** Exercise inputs follows **
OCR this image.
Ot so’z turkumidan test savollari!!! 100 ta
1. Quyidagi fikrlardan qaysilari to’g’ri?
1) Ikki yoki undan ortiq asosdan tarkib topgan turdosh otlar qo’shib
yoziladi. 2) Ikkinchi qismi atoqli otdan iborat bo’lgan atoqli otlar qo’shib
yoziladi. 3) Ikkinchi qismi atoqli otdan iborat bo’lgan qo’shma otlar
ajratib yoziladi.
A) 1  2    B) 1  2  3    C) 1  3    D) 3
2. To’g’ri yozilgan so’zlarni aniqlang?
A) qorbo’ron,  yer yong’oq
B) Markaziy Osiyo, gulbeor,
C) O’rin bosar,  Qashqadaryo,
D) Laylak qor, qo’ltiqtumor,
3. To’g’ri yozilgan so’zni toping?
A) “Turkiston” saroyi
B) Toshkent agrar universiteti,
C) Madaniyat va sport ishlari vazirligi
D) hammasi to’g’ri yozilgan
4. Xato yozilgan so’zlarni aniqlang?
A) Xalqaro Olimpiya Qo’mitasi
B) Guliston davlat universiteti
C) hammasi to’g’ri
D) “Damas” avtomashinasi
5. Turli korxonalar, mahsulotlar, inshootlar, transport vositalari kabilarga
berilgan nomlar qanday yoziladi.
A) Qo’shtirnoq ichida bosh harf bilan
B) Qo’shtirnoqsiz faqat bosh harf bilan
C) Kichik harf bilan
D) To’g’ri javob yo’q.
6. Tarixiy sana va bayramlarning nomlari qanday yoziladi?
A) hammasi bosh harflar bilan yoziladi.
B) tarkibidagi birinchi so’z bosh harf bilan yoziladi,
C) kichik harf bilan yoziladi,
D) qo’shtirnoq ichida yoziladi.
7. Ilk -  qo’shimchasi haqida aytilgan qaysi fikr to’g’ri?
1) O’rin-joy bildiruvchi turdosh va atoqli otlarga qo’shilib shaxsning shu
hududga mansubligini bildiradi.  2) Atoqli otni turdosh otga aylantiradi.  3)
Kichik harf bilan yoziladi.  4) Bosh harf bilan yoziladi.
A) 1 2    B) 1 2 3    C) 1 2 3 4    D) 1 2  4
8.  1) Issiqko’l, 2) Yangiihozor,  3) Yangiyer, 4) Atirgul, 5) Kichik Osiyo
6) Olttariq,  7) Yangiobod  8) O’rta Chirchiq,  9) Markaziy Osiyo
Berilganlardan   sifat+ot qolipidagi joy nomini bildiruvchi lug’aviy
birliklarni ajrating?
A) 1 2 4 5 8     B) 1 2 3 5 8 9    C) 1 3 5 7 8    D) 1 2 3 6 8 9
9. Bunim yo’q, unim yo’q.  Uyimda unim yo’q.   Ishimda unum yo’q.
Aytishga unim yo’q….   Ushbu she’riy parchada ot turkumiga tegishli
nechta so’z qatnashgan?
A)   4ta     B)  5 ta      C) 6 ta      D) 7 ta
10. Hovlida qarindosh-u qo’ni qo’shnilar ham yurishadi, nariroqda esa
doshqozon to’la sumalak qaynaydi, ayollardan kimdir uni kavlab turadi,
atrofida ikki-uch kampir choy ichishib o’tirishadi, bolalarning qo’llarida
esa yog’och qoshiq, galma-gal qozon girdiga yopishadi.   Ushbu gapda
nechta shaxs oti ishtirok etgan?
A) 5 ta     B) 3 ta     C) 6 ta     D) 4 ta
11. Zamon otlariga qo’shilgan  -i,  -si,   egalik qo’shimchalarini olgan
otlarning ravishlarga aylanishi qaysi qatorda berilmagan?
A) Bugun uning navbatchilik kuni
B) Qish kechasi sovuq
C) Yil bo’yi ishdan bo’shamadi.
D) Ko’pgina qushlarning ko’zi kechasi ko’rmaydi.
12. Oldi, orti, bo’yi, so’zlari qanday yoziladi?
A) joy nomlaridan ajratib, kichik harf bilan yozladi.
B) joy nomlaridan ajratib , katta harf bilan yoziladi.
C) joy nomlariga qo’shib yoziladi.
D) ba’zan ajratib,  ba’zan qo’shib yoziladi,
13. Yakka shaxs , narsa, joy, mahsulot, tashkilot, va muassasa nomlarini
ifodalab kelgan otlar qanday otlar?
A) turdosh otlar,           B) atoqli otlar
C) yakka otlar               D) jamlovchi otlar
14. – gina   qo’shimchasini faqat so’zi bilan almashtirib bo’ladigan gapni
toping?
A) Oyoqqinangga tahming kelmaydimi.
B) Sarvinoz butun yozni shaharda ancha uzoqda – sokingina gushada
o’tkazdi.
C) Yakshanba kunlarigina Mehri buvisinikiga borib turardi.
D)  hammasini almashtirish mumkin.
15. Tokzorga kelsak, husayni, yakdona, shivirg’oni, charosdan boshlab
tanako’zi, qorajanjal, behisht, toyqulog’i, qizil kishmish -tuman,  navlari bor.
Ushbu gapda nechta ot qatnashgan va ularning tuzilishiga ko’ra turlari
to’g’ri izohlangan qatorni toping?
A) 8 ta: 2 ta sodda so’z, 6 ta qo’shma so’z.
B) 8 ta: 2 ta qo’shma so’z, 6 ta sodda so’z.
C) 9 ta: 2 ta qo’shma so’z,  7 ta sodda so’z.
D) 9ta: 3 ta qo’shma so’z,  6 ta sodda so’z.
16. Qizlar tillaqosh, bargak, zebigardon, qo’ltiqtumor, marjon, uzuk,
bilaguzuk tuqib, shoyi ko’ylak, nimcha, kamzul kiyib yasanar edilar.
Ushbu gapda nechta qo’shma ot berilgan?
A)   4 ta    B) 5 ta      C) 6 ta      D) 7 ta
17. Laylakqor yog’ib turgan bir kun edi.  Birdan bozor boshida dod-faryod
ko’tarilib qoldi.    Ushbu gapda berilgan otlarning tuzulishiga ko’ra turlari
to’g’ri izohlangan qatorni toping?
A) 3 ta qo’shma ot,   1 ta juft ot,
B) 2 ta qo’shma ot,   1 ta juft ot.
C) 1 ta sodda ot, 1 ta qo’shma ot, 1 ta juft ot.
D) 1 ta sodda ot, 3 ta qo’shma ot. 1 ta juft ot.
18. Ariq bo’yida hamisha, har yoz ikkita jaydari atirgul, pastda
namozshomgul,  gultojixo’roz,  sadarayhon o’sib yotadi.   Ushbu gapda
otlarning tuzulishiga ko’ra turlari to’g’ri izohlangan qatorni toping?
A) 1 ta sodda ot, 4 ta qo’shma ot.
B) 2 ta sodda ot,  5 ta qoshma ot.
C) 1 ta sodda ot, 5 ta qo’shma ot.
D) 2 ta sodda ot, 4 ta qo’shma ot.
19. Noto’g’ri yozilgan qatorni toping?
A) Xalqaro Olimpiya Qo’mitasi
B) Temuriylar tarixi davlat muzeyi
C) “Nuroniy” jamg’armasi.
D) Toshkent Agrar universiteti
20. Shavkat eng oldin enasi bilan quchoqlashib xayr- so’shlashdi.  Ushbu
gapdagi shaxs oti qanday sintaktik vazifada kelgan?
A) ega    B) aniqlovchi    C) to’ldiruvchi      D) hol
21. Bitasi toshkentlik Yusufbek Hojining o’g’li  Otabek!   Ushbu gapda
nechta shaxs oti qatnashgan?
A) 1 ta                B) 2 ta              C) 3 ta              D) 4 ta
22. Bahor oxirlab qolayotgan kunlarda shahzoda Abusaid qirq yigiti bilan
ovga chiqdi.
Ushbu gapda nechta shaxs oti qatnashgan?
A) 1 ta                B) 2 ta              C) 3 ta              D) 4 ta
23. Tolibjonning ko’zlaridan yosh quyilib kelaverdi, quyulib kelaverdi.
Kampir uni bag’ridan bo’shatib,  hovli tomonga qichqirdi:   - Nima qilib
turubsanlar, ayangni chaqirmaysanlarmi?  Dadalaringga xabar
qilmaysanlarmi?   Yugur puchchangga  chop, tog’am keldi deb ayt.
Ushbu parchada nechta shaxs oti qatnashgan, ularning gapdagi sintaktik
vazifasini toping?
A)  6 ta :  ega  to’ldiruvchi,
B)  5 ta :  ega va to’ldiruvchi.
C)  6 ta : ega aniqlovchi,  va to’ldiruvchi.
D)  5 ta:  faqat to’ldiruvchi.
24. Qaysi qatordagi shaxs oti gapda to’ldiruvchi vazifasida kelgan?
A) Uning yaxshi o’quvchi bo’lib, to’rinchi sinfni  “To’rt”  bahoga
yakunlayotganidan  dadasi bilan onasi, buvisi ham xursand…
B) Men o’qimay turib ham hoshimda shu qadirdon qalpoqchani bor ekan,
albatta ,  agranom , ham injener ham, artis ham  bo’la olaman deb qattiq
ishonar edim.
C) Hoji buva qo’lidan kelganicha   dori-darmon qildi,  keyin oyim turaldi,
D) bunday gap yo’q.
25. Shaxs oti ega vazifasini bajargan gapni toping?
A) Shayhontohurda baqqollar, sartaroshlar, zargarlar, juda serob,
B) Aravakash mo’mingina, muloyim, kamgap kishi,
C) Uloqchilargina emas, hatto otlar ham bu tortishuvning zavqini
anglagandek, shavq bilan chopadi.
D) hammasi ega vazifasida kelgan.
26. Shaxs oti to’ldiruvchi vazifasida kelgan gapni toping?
** End of Exercise inputs **
Task statement:
Where in the listing does the string "bildiruvchi" appear? Copy every line that has it.

Task result:
1) O’rin-joy bildiruvchi turdosh va atoqli otlarga qo’shilib shaxsning shu
Berilganlardan   sifat+ot qolipidagi joy nomini bildiruvchi lug’aviy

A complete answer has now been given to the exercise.